* PROBLEM DESCRIPTION: Copy down every line where the string "title" shows up.

* INPUT MATERIAL:
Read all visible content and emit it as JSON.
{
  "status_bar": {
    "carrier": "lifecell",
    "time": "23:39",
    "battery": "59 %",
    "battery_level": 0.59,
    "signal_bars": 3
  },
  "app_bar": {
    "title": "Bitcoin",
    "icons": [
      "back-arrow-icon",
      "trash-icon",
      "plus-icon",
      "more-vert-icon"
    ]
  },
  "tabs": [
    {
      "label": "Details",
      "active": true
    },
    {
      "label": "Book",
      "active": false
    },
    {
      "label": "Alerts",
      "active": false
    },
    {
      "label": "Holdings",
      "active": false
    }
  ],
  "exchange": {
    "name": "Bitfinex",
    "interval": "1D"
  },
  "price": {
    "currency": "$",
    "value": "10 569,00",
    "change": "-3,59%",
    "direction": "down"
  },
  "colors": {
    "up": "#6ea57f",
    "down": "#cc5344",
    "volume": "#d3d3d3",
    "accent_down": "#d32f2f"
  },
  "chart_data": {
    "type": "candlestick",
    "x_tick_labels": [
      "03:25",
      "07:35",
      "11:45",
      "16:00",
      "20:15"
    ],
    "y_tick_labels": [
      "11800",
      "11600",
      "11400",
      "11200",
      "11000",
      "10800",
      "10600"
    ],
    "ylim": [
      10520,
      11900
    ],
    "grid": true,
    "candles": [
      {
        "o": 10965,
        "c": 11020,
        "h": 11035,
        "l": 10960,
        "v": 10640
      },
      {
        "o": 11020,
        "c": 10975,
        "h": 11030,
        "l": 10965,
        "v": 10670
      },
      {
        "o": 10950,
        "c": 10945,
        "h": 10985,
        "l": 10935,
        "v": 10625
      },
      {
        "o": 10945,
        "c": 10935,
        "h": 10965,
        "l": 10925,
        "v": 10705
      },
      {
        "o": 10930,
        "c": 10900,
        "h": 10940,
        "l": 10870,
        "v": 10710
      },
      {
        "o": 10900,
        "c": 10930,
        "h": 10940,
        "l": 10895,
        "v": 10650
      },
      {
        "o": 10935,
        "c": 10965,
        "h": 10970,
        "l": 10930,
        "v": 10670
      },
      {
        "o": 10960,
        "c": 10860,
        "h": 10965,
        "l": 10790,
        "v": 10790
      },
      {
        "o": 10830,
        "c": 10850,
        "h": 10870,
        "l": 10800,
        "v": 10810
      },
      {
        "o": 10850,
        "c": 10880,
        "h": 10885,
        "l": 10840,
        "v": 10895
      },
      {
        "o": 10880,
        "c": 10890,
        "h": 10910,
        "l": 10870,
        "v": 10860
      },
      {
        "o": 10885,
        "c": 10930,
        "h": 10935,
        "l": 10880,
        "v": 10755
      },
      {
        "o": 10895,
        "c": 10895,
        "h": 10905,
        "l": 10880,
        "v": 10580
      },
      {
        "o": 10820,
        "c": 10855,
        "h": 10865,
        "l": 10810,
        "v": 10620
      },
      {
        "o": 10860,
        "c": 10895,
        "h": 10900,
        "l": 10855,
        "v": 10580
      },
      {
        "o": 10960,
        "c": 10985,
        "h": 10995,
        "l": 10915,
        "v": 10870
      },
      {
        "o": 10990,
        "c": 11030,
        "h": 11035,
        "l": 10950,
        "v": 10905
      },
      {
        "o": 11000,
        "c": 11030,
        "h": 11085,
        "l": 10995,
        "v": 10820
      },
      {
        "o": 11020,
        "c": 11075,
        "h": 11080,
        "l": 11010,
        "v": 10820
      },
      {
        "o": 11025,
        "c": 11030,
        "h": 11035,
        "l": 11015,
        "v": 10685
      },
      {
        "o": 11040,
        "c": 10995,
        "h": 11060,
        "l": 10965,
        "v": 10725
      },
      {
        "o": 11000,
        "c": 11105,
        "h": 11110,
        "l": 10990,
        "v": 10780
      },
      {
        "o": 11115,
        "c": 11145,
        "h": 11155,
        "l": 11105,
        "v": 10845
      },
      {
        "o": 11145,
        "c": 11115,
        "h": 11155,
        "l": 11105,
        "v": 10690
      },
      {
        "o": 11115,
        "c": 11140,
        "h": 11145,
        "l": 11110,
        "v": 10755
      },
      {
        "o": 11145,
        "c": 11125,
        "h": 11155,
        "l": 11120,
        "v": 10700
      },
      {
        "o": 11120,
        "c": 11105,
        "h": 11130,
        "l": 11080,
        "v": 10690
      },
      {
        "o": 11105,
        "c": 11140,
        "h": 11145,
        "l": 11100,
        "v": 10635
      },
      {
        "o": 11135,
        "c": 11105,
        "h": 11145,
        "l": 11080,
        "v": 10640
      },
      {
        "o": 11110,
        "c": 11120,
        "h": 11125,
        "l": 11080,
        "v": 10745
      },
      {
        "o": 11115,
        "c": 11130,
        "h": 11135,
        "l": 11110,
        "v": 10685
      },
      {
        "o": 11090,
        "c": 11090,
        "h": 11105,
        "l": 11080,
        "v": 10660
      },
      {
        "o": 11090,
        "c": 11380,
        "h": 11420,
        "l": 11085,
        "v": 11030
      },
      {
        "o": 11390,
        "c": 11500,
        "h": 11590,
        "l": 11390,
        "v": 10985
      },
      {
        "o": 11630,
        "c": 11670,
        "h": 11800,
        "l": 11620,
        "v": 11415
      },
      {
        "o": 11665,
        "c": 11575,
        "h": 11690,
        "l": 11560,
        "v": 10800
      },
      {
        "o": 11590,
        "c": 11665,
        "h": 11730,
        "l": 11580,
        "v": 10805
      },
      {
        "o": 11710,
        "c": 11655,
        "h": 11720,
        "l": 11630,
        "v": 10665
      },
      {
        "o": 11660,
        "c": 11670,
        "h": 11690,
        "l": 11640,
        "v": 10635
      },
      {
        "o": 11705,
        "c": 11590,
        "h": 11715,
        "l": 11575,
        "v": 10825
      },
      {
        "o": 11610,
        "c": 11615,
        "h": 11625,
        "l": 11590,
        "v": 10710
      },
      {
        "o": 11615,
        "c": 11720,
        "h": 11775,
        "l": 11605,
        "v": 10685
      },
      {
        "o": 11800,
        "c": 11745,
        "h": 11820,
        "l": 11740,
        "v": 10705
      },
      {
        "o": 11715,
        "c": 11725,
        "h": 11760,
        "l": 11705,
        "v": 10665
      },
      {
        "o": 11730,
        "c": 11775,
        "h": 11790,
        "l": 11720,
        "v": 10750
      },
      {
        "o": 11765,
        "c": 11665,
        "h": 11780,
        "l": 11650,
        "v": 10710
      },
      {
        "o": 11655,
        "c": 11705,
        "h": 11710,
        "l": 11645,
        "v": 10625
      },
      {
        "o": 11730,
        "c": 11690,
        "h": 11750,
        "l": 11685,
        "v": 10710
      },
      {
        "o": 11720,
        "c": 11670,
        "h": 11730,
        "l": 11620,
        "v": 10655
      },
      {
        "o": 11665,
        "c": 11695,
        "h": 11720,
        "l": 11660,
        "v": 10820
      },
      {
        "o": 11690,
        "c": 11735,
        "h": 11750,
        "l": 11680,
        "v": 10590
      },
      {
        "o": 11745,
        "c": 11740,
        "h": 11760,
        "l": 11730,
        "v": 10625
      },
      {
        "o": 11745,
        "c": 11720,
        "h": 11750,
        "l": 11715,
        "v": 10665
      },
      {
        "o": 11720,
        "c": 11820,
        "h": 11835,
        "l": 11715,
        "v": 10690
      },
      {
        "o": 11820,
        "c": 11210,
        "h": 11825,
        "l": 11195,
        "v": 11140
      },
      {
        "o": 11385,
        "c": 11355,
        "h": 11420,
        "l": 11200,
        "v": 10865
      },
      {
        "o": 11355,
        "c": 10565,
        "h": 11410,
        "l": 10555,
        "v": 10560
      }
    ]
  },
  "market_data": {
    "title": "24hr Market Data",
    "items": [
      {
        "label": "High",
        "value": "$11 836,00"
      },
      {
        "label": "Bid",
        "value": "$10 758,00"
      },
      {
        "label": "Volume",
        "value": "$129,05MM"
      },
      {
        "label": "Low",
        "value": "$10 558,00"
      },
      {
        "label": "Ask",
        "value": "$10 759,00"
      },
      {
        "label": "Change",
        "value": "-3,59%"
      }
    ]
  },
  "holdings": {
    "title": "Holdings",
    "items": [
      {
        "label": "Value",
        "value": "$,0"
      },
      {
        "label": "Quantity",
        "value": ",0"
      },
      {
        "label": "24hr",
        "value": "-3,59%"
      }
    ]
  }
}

* RESPONSE TO THIS TASK:
    "title": "Bitcoin",
    "title": "24hr Market Data",
    "title": "Holdings",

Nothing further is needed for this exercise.